* **Given problem**
Where a line contains the word "retweet", copy that line.

* **Data for this task**
• • • •

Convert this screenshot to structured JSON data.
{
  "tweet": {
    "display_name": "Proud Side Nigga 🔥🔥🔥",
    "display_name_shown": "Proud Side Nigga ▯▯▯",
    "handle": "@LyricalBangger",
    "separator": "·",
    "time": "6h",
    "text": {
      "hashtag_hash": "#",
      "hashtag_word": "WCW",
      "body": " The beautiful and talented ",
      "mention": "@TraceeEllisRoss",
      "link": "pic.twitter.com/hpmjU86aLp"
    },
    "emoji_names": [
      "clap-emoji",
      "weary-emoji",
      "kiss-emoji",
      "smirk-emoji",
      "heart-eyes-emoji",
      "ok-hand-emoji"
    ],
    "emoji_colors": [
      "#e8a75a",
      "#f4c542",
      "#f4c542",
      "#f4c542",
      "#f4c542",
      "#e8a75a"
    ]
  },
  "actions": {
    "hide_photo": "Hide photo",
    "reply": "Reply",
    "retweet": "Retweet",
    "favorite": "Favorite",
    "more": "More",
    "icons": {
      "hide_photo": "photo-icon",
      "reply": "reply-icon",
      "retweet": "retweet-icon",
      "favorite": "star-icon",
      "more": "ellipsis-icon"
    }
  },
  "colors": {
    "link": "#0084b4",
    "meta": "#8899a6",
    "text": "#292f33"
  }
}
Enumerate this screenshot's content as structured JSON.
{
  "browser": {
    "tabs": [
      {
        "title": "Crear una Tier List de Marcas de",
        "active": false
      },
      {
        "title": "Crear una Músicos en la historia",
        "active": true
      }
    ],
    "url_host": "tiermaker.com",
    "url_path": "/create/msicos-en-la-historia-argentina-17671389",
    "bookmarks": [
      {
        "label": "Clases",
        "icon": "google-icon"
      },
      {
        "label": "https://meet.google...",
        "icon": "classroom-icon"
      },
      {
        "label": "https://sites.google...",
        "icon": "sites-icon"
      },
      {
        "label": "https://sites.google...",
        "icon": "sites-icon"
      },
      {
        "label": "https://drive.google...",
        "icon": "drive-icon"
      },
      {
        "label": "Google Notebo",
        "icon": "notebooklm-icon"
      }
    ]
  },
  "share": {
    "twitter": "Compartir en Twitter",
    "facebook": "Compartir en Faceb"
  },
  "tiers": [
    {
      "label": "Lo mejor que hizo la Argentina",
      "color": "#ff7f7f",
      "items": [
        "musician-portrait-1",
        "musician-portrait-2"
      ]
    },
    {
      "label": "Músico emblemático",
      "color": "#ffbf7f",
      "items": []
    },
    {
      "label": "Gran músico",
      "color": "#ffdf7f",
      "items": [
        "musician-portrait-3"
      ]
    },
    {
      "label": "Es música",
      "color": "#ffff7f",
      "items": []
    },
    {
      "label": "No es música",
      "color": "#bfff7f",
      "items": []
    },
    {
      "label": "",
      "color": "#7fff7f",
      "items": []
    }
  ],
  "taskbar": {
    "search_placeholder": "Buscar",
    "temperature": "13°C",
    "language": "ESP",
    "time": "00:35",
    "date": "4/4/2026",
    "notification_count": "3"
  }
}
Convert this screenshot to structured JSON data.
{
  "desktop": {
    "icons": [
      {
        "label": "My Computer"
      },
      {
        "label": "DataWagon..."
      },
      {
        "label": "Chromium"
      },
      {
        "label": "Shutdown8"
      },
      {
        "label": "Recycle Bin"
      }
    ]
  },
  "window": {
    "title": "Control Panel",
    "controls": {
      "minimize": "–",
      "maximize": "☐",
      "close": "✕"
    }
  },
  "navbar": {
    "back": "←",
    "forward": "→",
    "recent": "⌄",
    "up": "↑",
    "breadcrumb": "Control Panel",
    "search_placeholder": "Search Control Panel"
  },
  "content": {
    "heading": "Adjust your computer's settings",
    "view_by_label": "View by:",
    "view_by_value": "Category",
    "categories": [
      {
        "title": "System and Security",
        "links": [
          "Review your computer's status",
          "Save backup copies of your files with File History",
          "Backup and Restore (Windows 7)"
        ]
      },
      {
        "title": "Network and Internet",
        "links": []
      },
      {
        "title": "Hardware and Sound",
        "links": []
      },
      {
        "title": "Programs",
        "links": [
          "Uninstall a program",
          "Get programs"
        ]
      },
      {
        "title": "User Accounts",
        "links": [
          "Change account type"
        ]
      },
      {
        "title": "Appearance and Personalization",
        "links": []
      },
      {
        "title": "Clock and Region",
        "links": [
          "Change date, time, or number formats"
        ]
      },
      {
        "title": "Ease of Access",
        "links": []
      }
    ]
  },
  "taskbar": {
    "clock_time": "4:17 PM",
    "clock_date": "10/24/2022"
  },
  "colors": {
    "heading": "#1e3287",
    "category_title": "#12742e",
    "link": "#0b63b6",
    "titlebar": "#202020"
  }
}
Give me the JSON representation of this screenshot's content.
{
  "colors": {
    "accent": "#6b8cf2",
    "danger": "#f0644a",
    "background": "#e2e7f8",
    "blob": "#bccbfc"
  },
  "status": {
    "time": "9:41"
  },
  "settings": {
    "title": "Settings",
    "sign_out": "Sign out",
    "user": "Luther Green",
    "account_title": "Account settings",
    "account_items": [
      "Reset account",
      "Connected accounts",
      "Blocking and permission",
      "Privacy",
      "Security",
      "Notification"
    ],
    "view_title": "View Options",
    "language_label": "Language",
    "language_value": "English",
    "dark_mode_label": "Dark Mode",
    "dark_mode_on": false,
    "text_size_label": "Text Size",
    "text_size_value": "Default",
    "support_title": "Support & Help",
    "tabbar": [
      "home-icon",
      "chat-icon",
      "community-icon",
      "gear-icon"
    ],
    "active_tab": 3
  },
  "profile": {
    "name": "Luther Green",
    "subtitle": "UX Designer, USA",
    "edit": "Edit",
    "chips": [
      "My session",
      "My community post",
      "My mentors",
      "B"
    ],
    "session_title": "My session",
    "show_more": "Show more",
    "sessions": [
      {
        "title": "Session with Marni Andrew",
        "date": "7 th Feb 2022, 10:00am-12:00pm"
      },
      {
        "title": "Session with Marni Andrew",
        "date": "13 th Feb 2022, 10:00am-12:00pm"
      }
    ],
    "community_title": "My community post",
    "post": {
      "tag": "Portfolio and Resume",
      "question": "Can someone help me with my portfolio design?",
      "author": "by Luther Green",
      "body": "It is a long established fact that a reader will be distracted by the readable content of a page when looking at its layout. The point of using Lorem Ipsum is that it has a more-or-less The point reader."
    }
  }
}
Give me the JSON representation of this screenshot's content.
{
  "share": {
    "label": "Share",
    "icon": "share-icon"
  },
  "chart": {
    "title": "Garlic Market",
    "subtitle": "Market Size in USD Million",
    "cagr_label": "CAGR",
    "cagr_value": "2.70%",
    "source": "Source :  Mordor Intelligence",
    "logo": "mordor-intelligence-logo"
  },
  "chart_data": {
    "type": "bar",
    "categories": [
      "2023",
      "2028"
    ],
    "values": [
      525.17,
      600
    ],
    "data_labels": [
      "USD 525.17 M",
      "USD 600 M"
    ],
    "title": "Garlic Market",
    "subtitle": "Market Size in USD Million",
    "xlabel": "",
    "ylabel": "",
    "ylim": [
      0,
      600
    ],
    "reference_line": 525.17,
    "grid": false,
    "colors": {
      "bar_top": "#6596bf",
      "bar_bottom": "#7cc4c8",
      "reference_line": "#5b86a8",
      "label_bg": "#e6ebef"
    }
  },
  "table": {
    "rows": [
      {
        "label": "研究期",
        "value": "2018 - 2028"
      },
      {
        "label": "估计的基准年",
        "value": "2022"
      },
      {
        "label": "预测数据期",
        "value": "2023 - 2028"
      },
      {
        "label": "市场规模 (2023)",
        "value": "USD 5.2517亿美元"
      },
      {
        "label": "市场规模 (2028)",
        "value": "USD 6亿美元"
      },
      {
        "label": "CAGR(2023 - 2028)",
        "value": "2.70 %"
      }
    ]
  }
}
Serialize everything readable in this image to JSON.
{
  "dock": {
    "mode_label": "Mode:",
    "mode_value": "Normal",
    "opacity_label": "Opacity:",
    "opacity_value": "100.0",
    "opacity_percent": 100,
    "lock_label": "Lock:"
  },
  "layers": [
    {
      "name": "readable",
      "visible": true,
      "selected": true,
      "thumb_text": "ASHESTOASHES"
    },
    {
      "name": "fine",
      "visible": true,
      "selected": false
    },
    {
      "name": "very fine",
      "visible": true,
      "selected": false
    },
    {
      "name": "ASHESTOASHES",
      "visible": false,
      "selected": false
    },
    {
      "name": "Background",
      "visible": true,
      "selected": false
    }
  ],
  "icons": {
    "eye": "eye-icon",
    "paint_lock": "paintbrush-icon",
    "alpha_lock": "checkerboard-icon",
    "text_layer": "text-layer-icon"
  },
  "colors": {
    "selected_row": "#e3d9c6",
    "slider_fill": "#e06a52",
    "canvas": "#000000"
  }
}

• • • •

* **Exercise output**
    "retweet": "Retweet",
      "retweet": "retweet-icon",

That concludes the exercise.